* The problem
Lines that hold the word "DEVD" should be located and copied.

* Dataset excerpts
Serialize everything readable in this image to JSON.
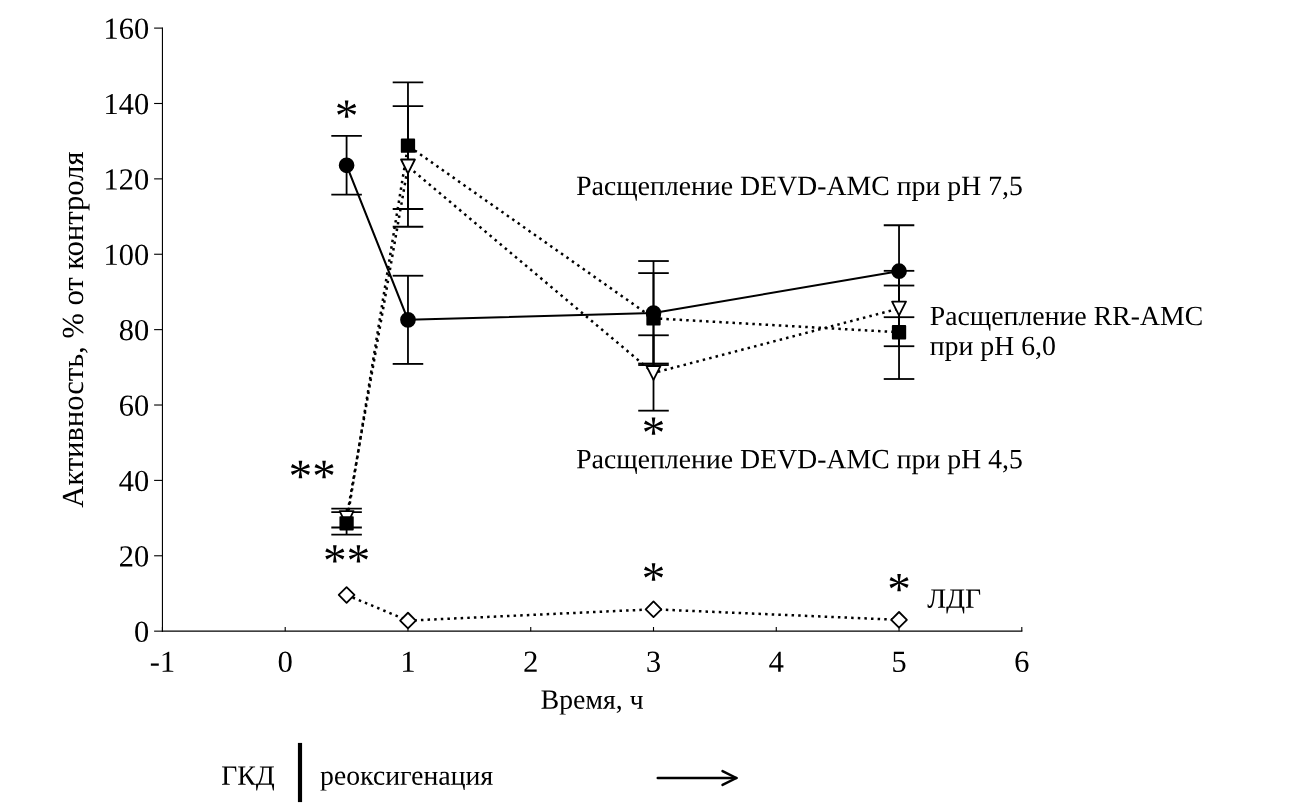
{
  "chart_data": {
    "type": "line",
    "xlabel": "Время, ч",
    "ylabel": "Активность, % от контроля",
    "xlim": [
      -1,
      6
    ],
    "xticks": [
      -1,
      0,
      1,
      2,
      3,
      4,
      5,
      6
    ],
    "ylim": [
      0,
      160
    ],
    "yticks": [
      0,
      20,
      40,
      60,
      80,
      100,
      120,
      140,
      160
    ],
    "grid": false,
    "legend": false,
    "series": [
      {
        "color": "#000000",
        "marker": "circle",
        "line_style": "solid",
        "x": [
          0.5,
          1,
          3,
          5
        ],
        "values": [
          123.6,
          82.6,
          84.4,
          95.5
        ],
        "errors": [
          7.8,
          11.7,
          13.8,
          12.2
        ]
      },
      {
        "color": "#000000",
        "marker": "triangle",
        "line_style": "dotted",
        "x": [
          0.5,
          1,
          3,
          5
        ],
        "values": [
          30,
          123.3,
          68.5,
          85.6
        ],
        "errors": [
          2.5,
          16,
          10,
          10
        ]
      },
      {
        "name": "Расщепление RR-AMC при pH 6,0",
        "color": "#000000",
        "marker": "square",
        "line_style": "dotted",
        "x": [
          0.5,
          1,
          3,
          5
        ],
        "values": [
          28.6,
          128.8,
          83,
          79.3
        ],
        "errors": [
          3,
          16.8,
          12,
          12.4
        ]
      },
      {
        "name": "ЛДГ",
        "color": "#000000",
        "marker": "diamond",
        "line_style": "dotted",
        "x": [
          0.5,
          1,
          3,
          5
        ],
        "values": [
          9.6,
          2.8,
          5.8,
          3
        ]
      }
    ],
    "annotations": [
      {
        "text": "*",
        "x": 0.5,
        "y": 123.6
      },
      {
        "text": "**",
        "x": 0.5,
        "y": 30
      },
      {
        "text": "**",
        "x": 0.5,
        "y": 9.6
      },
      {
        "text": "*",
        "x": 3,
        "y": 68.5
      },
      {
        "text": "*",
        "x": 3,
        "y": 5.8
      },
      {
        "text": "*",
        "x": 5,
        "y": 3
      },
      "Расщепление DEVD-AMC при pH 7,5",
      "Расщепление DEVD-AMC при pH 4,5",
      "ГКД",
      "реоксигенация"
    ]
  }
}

* Response to the task
      "Расщепление DEVD-AMC при pH 7,5",
      "Расщепление DEVD-AMC при pH 4,5",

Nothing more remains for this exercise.